**Problem statement:**
Pull out each line of the data that includes the word "内外分离".

**Task material:**

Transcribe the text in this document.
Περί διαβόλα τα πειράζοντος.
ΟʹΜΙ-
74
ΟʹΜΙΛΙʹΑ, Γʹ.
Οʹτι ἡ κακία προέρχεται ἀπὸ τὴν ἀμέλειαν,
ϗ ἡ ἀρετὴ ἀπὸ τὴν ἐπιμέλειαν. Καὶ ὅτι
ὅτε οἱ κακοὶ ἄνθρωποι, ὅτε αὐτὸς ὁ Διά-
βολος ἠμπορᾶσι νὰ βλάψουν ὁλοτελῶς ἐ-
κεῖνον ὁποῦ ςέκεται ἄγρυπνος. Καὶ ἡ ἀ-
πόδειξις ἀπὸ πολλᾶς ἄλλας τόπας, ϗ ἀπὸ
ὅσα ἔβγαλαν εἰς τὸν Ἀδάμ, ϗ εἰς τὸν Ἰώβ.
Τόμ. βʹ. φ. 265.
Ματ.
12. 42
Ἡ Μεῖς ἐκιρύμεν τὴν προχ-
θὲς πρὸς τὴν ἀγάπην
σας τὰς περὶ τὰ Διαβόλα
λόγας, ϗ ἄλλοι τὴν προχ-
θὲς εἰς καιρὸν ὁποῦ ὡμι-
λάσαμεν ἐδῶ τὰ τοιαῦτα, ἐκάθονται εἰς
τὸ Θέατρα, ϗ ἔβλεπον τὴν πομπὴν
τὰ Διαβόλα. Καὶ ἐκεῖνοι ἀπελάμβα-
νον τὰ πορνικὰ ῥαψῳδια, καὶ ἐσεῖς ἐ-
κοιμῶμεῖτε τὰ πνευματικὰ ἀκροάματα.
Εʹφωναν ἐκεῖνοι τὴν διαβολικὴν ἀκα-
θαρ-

==

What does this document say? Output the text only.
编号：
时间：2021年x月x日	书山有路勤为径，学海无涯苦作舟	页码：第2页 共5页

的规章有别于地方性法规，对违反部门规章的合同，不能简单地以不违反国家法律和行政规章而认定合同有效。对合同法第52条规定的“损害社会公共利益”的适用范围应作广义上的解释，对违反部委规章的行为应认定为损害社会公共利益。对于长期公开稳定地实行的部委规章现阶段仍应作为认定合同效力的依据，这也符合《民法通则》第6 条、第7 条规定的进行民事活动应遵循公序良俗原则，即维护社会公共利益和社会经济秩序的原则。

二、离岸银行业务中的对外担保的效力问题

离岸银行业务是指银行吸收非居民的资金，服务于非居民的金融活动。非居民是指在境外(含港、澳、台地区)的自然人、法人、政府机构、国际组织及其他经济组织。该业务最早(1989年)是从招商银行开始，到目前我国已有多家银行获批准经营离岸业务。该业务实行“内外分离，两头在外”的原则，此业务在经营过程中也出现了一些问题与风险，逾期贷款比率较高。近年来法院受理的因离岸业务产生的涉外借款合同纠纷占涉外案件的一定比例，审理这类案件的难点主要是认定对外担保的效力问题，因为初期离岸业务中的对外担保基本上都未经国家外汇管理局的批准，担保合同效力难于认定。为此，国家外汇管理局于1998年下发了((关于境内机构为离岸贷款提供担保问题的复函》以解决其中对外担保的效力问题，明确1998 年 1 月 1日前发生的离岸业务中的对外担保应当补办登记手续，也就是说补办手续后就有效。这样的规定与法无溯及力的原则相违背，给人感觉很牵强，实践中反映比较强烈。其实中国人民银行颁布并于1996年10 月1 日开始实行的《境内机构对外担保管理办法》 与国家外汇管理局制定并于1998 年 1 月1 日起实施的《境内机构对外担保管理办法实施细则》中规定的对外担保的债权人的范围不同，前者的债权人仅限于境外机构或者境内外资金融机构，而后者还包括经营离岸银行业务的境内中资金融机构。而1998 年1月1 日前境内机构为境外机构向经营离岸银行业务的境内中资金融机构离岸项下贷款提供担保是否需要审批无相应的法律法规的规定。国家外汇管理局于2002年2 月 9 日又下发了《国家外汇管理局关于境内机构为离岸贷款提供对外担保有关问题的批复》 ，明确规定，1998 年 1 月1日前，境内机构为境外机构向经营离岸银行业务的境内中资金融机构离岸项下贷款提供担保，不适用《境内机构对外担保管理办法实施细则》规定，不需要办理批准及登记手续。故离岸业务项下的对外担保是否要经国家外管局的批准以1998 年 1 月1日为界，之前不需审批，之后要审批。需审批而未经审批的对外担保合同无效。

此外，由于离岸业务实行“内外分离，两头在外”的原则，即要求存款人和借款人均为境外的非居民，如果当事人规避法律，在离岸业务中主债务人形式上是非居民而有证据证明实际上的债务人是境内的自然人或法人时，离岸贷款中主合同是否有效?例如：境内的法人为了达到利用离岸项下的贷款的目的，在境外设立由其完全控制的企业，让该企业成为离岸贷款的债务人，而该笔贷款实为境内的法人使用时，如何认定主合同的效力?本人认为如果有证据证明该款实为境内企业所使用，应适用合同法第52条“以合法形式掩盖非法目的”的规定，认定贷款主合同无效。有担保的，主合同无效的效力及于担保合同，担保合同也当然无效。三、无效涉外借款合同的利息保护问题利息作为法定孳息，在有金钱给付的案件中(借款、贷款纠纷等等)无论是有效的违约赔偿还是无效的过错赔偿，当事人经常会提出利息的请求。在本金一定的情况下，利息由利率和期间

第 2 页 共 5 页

...

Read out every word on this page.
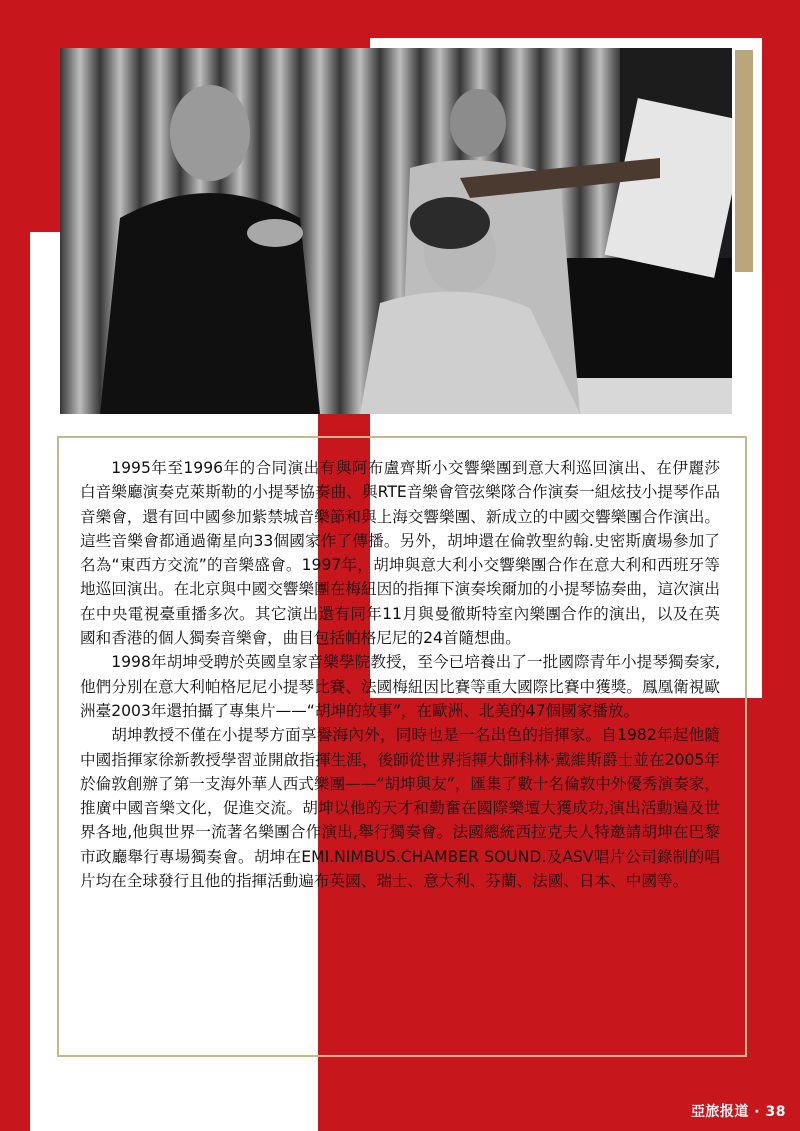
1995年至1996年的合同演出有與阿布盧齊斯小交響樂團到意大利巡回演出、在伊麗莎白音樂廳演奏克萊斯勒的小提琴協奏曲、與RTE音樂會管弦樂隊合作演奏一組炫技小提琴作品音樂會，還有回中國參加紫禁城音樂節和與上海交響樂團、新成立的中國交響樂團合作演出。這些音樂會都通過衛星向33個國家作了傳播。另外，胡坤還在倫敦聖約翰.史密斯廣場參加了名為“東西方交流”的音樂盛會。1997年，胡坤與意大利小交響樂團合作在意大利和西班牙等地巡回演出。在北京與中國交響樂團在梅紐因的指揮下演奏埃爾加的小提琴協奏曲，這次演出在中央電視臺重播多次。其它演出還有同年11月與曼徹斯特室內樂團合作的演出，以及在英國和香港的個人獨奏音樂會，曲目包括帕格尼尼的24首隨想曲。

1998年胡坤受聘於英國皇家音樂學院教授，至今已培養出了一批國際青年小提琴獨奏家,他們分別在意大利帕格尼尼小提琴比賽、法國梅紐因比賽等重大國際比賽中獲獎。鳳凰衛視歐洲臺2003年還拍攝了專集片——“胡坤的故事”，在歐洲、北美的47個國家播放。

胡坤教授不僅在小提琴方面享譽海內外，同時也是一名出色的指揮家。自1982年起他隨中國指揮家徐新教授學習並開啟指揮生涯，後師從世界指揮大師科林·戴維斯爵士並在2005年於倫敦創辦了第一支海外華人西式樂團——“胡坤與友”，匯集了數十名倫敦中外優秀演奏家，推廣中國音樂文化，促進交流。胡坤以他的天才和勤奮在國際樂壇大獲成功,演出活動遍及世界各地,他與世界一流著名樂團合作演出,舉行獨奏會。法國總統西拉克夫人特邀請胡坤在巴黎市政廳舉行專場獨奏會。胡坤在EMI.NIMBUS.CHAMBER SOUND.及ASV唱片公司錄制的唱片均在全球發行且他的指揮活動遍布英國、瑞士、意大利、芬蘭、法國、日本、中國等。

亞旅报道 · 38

**Solution for this task:**
离岸银行业务是指银行吸收非居民的资金，服务于非居民的金融活动。非居民是指在境外(含港、澳、台地区)的自然人、法人、政府机构、国际组织及其他经济组织。该业务最早(1989年)是从招商银行开始，到目前我国已有多家银行获批准经营离岸业务。该业务实行“内外分离，两头在外”的原则，此业务在经营过程中也出现了一些问题与风险，逾期贷款比率较高。近年来法院受理的因离岸业务产生的涉外借款合同纠纷占涉外案件的一定比例，审理这类案件的难点主要是认定对外担保的效力问题，因为初期离岸业务中的对外担保基本上都未经国家外汇管理局的批准，担保合同效力难于认定。为此，国家外汇管理局于1998年下发了((关于境内机构为离岸贷款提供担保问题的复函》以解决其中对外担保的效力问题，明确1998 年 1 月 1日前发生的离岸业务中的对外担保应当补办登记手续，也就是说补办手续后就有效。这样的规定与法无溯及力的原则相违背，给人感觉很牵强，实践中反映比较强烈。其实中国人民银行颁布并于1996年10 月1 日开始实行的《境内机构对外担保管理办法》 与国家外汇管理局制定并于1998 年 1 月1 日起实施的《境内机构对外担保管理办法实施细则》中规定的对外担保的债权人的范围不同，前者的债权人仅限于境外机构或者境内外资金融机构，而后者还包括经营离岸银行业务的境内中资金融机构。而1998 年1月1 日前境内机构为境外机构向经营离岸银行业务的境内中资金融机构离岸项下贷款提供担保是否需要审批无相应的法律法规的规定。国家外汇管理局于2002年2 月 9 日又下发了《国家外汇管理局关于境内机构为离岸贷款提供对外担保有关问题的批复》 ，明确规定，1998 年 1 月1日前，境内机构为境外机构向经营离岸银行业务的境内中资金融机构离岸项下贷款提供担保，不适用《境内机构对外担保管理办法实施细则》规定，不需要办理批准及登记手续。故离岸业务项下的对外担保是否要经国家外管局的批准以1998 年 1 月1日为界，之前不需审批，之后要审批。需审批而未经审批的对外担保合同无效。
此外，由于离岸业务实行“内外分离，两头在外”的原则，即要求存款人和借款人均为境外的非居民，如果当事人规避法律，在离岸业务中主债务人形式上是非居民而有证据证明实际上的债务人是境内的自然人或法人时，离岸贷款中主合同是否有效?例如：境内的法人为了达到利用离岸项下的贷款的目的，在境外设立由其完全控制的企业，让该企业成为离岸贷款的债务人，而该笔贷款实为境内的法人使用时，如何认定主合同的效力?本人认为如果有证据证明该款实为境内企业所使用，应适用合同法第52条“以合法形式掩盖非法目的”的规定，认定贷款主合同无效。有担保的，主合同无效的效力及于担保合同，担保合同也当然无效。三、无效涉外借款合同的利息保护问题利息作为法定孳息，在有金钱给付的案件中(借款、贷款纠纷等等)无论是有效的违约赔偿还是无效的过错赔偿，当事人经常会提出利息的请求。在本金一定的情况下，利息由利率和期间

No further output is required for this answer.